**Short exercise**
Single out the lines that include the word "zobrazí". Copy them.

**A block of data**
════════
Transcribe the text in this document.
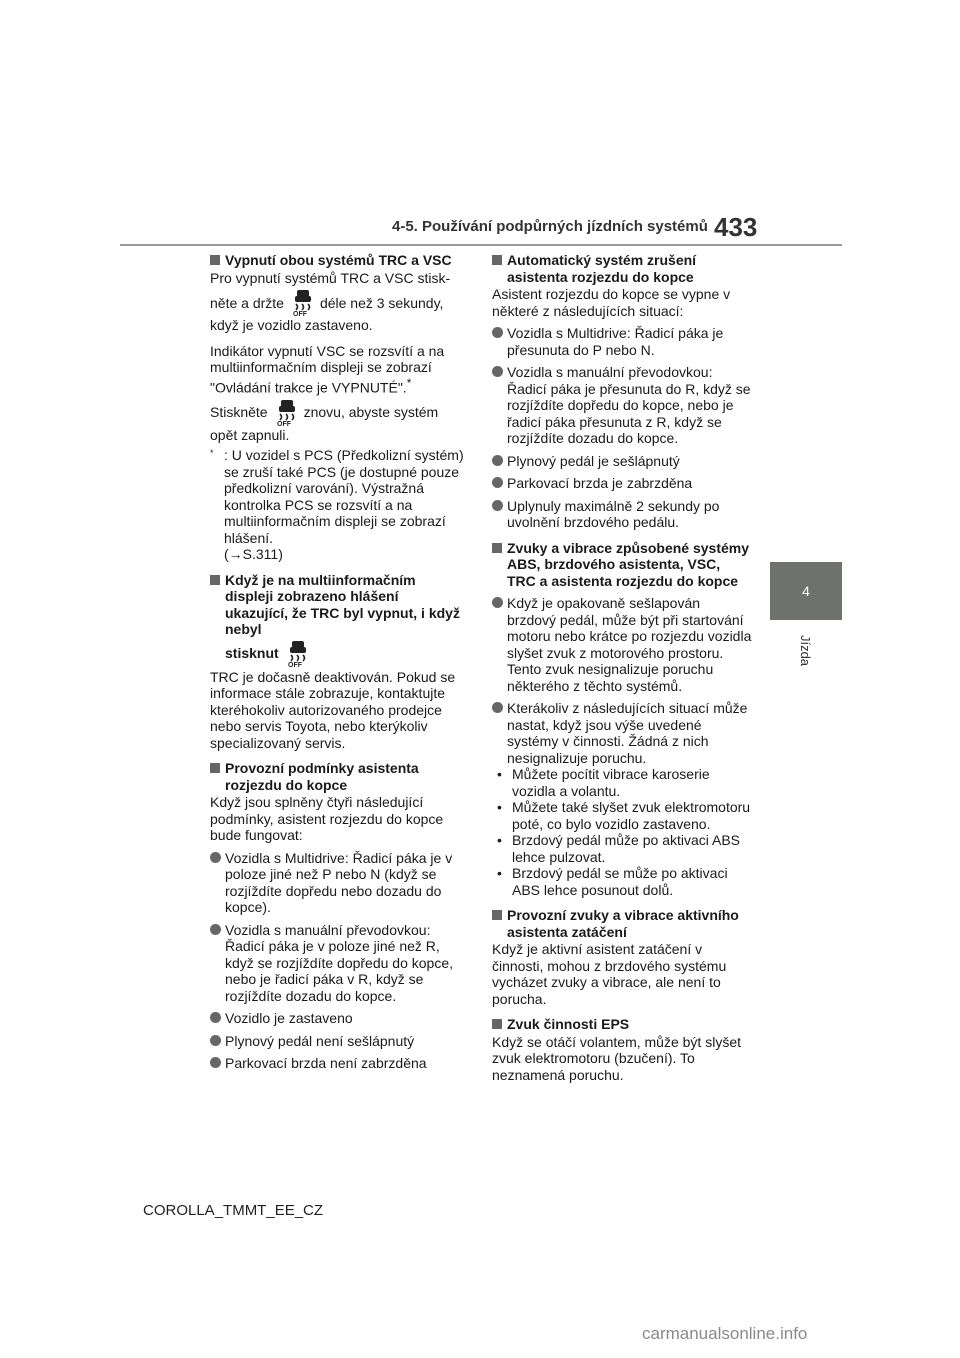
4-5. Používání podpůrných jízdních systémů 433
4
Jízda
Vypnutí obou systémů TRC a VSC

Pro vypnutí systémů TRC a VSC stisk-

něte a držte
OFF
déle než 3 sekundy,

když je vozidlo zastaveno.

Indikátor vypnutí VSC se rozsvítí a na multiinformačním displeji se zobrazí

"Ovládání trakce je VYPNUTÉ".*

Stiskněte
OFF
znovu, abyste systém

opět zapnuli.

* : U vozidel s PCS (Předkolizní systém) se zruší také PCS (je dostupné pouze předkolizní varování). Výstražná kontrolka PCS se rozsvítí a na multiinformačním displeji se zobrazí hlášení.
(→S.311)
Když je na multiinformačním displeji zobrazeno hlášení ukazující, že TRC byl vypnut, i když nebyl
stisknut
OFF

TRC je dočasně deaktivován. Pokud se informace stále zobrazuje, kontaktujte kteréhokoliv autorizovaného prodejce nebo servis Toyota, nebo kterýkoliv specializovaný servis.

Provozní podmínky asistenta rozjezdu do kopce

Když jsou splněny čtyři následující podmínky, asistent rozjezdu do kopce bude fungovat:

Vozidla s Multidrive: Řadicí páka je v poloze jiné než P nebo N (když se rozjíždíte dopředu nebo dozadu do kopce).
Vozidla s manuální převodovkou: Řadicí páka je v poloze jiné než R, když se rozjíždíte dopředu do kopce, nebo je řadicí páka v R, když se rozjíždíte dozadu do kopce.
Vozidlo je zastaveno
Plynový pedál není sešlápnutý
Parkovací brzda není zabrzděna
Automatický systém zrušení asistenta rozjezdu do kopce

Asistent rozjezdu do kopce se vypne v některé z následujících situací:

Vozidla s Multidrive: Řadicí páka je přesunuta do P nebo N.
Vozidla s manuální převodovkou: Řadicí páka je přesunuta do R, když se rozjíždíte dopředu do kopce, nebo je řadicí páka přesunuta z R, když se rozjíždíte dozadu do kopce.
Plynový pedál je sešlápnutý
Parkovací brzda je zabrzděna
Uplynuly maximálně 2 sekundy po uvolnění brzdového pedálu.
Zvuky a vibrace způsobené systémy ABS, brzdového asistenta, VSC, TRC a asistenta rozjezdu do kopce
Když je opakovaně sešlapován brzdový pedál, může být při startování motoru nebo krátce po rozjezdu vozidla slyšet zvuk z motorového prostoru. Tento zvuk nesignalizuje poruchu některého z těchto systémů.
Kterákoliv z následujících situací může nastat, když jsou výše uvedené systémy v činnosti. Žádná z nich nesignalizuje poruchu.
• Můžete pocítit vibrace karoserie vozidla a volantu.
• Můžete také slyšet zvuk elektromotoru poté, co bylo vozidlo zastaveno.
• Brzdový pedál může po aktivaci ABS lehce pulzovat.
• Brzdový pedál se může po aktivaci ABS lehce posunout dolů.
Provozní zvuky a vibrace aktivního asistenta zatáčení

Když je aktivní asistent zatáčení v činnosti, mohou z brzdového systému vycházet zvuky a vibrace, ale není to porucha.

Zvuk činnosti EPS

Když se otáčí volantem, může být slyšet zvuk elektromotoru (bzučení). To neznamená poruchu.

COROLLA_TMMT_EE_CZ
carmanualsonline.info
════════
**Exercise solution**
Indikátor vypnutí VSC se rozsvítí a na multiinformačním displeji se zobrazí
* : U vozidel s PCS (Předkolizní systém) se zruší také PCS (je dostupné pouze předkolizní varování). Výstražná kontrolka PCS se rozsvítí a na multiinformačním displeji se zobrazí hlášení.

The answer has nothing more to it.